Aim of the task
The records below must be written out exactly, with every picture left behind.

%%

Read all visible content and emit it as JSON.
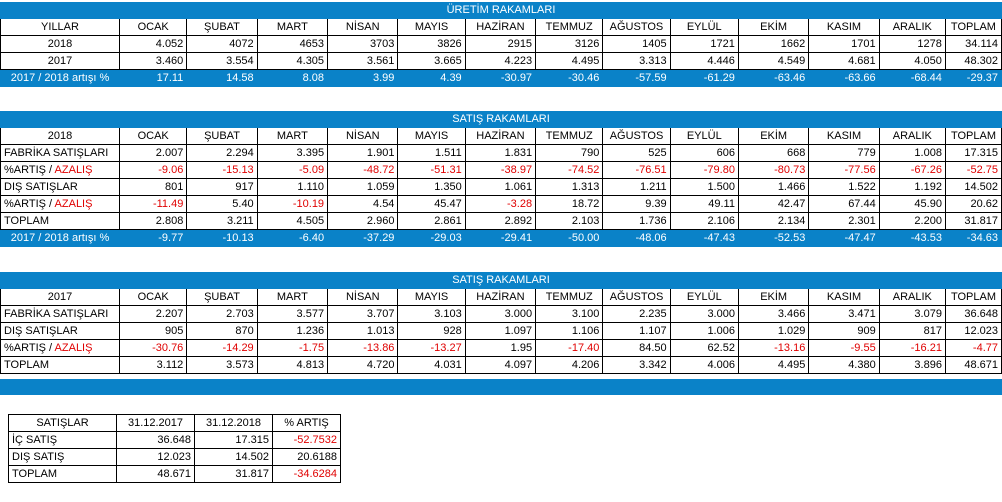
{
  "uretim": {
    "title": "ÜRETİM RAKAMLARI",
    "headers": [
      "YILLAR",
      "OCAK",
      "ŞUBAT",
      "MART",
      "NİSAN",
      "MAYIS",
      "HAZİRAN",
      "TEMMUZ",
      "AĞUSTOS",
      "EYLÜL",
      "EKİM",
      "KASIM",
      "ARALIK",
      "TOPLAM"
    ],
    "rows": [
      [
        "2018",
        "4.052",
        "4072",
        "4653",
        "3703",
        "3826",
        "2915",
        "3126",
        "1405",
        "1721",
        "1662",
        "1701",
        "1278",
        "34.114"
      ],
      [
        "2017",
        "3.460",
        "3.554",
        "4.305",
        "3.561",
        "3.665",
        "4.223",
        "4.495",
        "3.313",
        "4.446",
        "4.549",
        "4.681",
        "4.050",
        "48.302"
      ]
    ],
    "footer": [
      "2017 / 2018 artışı %",
      "17.11",
      "14.58",
      "8.08",
      "3.99",
      "4.39",
      "-30.97",
      "-30.46",
      "-57.59",
      "-61.29",
      "-63.46",
      "-63.66",
      "-68.44",
      "-29.37"
    ]
  },
  "satis2018": {
    "title": "SATIŞ RAKAMLARI",
    "headers": [
      "2018",
      "OCAK",
      "ŞUBAT",
      "MART",
      "NİSAN",
      "MAYIS",
      "HAZİRAN",
      "TEMMUZ",
      "AĞUSTOS",
      "EYLÜL",
      "EKİM",
      "KASIM",
      "ARALIK",
      "TOPLAM"
    ],
    "rows": [
      {
        "label": "FABRİKA SATIŞLARI",
        "values": [
          "2.007",
          "2.294",
          "3.395",
          "1.901",
          "1.511",
          "1.831",
          "790",
          "525",
          "606",
          "668",
          "779",
          "1.008",
          "17.315"
        ]
      },
      {
        "label_a": "%ARTIŞ / ",
        "label_b": "AZALIŞ",
        "values": [
          "-9.06",
          "-15.13",
          "-5.09",
          "-48.72",
          "-51.31",
          "-38.97",
          "-74.52",
          "-76.51",
          "-79.80",
          "-80.73",
          "-77.56",
          "-67.26",
          "-52.75"
        ]
      },
      {
        "label": "DIŞ SATIŞLAR",
        "values": [
          "801",
          "917",
          "1.110",
          "1.059",
          "1.350",
          "1.061",
          "1.313",
          "1.211",
          "1.500",
          "1.466",
          "1.522",
          "1.192",
          "14.502"
        ]
      },
      {
        "label_a": "%ARTIŞ / ",
        "label_b": "AZALIŞ",
        "values": [
          "-11.49",
          "5.40",
          "-10.19",
          "4.54",
          "45.47",
          "-3.28",
          "18.72",
          "9.39",
          "49.11",
          "42.47",
          "67.44",
          "45.90",
          "20.62"
        ]
      },
      {
        "label": "TOPLAM",
        "values": [
          "2.808",
          "3.211",
          "4.505",
          "2.960",
          "2.861",
          "2.892",
          "2.103",
          "1.736",
          "2.106",
          "2.134",
          "2.301",
          "2.200",
          "31.817"
        ]
      }
    ],
    "footer": [
      "2017 / 2018 artışı %",
      "-9.77",
      "-10.13",
      "-6.40",
      "-37.29",
      "-29.03",
      "-29.41",
      "-50.00",
      "-48.06",
      "-47.43",
      "-52.53",
      "-47.47",
      "-43.53",
      "-34.63"
    ]
  },
  "satis2017": {
    "title": "SATIŞ RAKAMLARI",
    "headers": [
      "2017",
      "OCAK",
      "ŞUBAT",
      "MART",
      "NİSAN",
      "MAYIS",
      "HAZİRAN",
      "TEMMUZ",
      "AĞUSTOS",
      "EYLÜL",
      "EKİM",
      "KASIM",
      "ARALIK",
      "TOPLAM"
    ],
    "rows": [
      {
        "label": "FABRİKA SATIŞLARI",
        "values": [
          "2.207",
          "2.703",
          "3.577",
          "3.707",
          "3.103",
          "3.000",
          "3.100",
          "2.235",
          "3.000",
          "3.466",
          "3.471",
          "3.079",
          "36.648"
        ]
      },
      {
        "label": "DIŞ SATIŞLAR",
        "values": [
          "905",
          "870",
          "1.236",
          "1.013",
          "928",
          "1.097",
          "1.106",
          "1.107",
          "1.006",
          "1.029",
          "909",
          "817",
          "12.023"
        ]
      },
      {
        "label_a": "%ARTIŞ / ",
        "label_b": "AZALIŞ",
        "values": [
          "-30.76",
          "-14.29",
          "-1.75",
          "-13.86",
          "-13.27",
          "1.95",
          "-17.40",
          "84.50",
          "62.52",
          "-13.16",
          "-9.55",
          "-16.21",
          "-4.77"
        ]
      },
      {
        "label": "TOPLAM",
        "values": [
          "3.112",
          "3.573",
          "4.813",
          "4.720",
          "4.031",
          "4.097",
          "4.206",
          "3.342",
          "4.006",
          "4.495",
          "4.380",
          "3.896",
          "48.671"
        ]
      }
    ]
  },
  "summary": {
    "headers": [
      "SATIŞLAR",
      "31.12.2017",
      "31.12.2018",
      "% ARTIŞ"
    ],
    "rows": [
      [
        "İÇ SATIŞ",
        "36.648",
        "17.315",
        "-52.7532"
      ],
      [
        "DIŞ SATIŞ",
        "12.023",
        "14.502",
        "20.6188"
      ],
      [
        "TOPLAM",
        "48.671",
        "31.817",
        "-34.6284"
      ]
    ]
  },
  "colors": {
    "header_blue": "#0a82c8",
    "negative": "#e00000"
  }
}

%%

Answer in full
Read all visible content and emit it as JSON.
{
  "uretim": {
    "title": "ÜRETİM RAKAMLARI",
    "headers": [
      "YILLAR",
      "OCAK",
      "ŞUBAT",
      "MART",
      "NİSAN",
      "MAYIS",
      "HAZİRAN",
      "TEMMUZ",
      "AĞUSTOS",
      "EYLÜL",
      "EKİM",
      "KASIM",
      "ARALIK",
      "TOPLAM"
    ],
    "rows": [
      [
        "2018",
        "4.052",
        "4072",
        "4653",
        "3703",
        "3826",
        "2915",
        "3126",
        "1405",
        "1721",
        "1662",
        "1701",
        "1278",
        "34.114"
      ],
      [
        "2017",
        "3.460",
        "3.554",
        "4.305",
        "3.561",
        "3.665",
        "4.223",
        "4.495",
        "3.313",
        "4.446",
        "4.549",
        "4.681",
        "4.050",
        "48.302"
      ]
    ],
    "footer": [
      "2017 / 2018 artışı %",
      "17.11",
      "14.58",
      "8.08",
      "3.99",
      "4.39",
      "-30.97",
      "-30.46",
      "-57.59",
      "-61.29",
      "-63.46",
      "-63.66",
      "-68.44",
      "-29.37"
    ]
  },
  "satis2018": {
    "title": "SATIŞ RAKAMLARI",
    "headers": [
      "2018",
      "OCAK",
      "ŞUBAT",
      "MART",
      "NİSAN",
      "MAYIS",
      "HAZİRAN",
      "TEMMUZ",
      "AĞUSTOS",
      "EYLÜL",
      "EKİM",
      "KASIM",
      "ARALIK",
      "TOPLAM"
    ],
    "rows": [
      {
        "label": "FABRİKA SATIŞLARI",
        "values": [
          "2.007",
          "2.294",
          "3.395",
          "1.901",
          "1.511",
          "1.831",
          "790",
          "525",
          "606",
          "668",
          "779",
          "1.008",
          "17.315"
        ]
      },
      {
        "label_a": "%ARTIŞ / ",
        "label_b": "AZALIŞ",
        "values": [
          "-9.06",
          "-15.13",
          "-5.09",
          "-48.72",
          "-51.31",
          "-38.97",
          "-74.52",
          "-76.51",
          "-79.80",
          "-80.73",
          "-77.56",
          "-67.26",
          "-52.75"
        ]
      },
      {
        "label": "DIŞ SATIŞLAR",
        "values": [
          "801",
          "917",
          "1.110",
          "1.059",
          "1.350",
          "1.061",
          "1.313",
          "1.211",
          "1.500",
          "1.466",
          "1.522",
          "1.192",
          "14.502"
        ]
      },
      {
        "label_a": "%ARTIŞ / ",
        "label_b": "AZALIŞ",
        "values": [
          "-11.49",
          "5.40",
          "-10.19",
          "4.54",
          "45.47",
          "-3.28",
          "18.72",
          "9.39",
          "49.11",
          "42.47",
          "67.44",
          "45.90",
          "20.62"
        ]
      },
      {
        "label": "TOPLAM",
        "values": [
          "2.808",
          "3.211",
          "4.505",
          "2.960",
          "2.861",
          "2.892",
          "2.103",
          "1.736",
          "2.106",
          "2.134",
          "2.301",
          "2.200",
          "31.817"
        ]
      }
    ],
    "footer": [
      "2017 / 2018 artışı %",
      "-9.77",
      "-10.13",
      "-6.40",
      "-37.29",
      "-29.03",
      "-29.41",
      "-50.00",
      "-48.06",
      "-47.43",
      "-52.53",
      "-47.47",
      "-43.53",
      "-34.63"
    ]
  },
  "satis2017": {
    "title": "SATIŞ RAKAMLARI",
    "headers": [
      "2017",
      "OCAK",
      "ŞUBAT",
      "MART",
      "NİSAN",
      "MAYIS",
      "HAZİRAN",
      "TEMMUZ",
      "AĞUSTOS",
      "EYLÜL",
      "EKİM",
      "KASIM",
      "ARALIK",
      "TOPLAM"
    ],
    "rows": [
      {
        "label": "FABRİKA SATIŞLARI",
        "values": [
          "2.207",
          "2.703",
          "3.577",
          "3.707",
          "3.103",
          "3.000",
          "3.100",
          "2.235",
          "3.000",
          "3.466",
          "3.471",
          "3.079",
          "36.648"
        ]
      },
      {
        "label": "DIŞ SATIŞLAR",
        "values": [
          "905",
          "870",
          "1.236",
          "1.013",
          "928",
          "1.097",
          "1.106",
          "1.107",
          "1.006",
          "1.029",
          "909",
          "817",
          "12.023"
        ]
      },
      {
        "label_a": "%ARTIŞ / ",
        "label_b": "AZALIŞ",
        "values": [
          "-30.76",
          "-14.29",
          "-1.75",
          "-13.86",
          "-13.27",
          "1.95",
          "-17.40",
          "84.50",
          "62.52",
          "-13.16",
          "-9.55",
          "-16.21",
          "-4.77"
        ]
      },
      {
        "label": "TOPLAM",
        "values": [
          "3.112",
          "3.573",
          "4.813",
          "4.720",
          "4.031",
          "4.097",
          "4.206",
          "3.342",
          "4.006",
          "4.495",
          "4.380",
          "3.896",
          "48.671"
        ]
      }
    ]
  },
  "summary": {
    "headers": [
      "SATIŞLAR",
      "31.12.2017",
      "31.12.2018",
      "% ARTIŞ"
    ],
    "rows": [
      [
        "İÇ SATIŞ",
        "36.648",
        "17.315",
        "-52.7532"
      ],
      [
        "DIŞ SATIŞ",
        "12.023",
        "14.502",
        "20.6188"
      ],
      [
        "TOPLAM",
        "48.671",
        "31.817",
        "-34.6284"
      ]
    ]
  },
  "colors": {
    "header_blue": "#0a82c8",
    "negative": "#e00000"
  }
}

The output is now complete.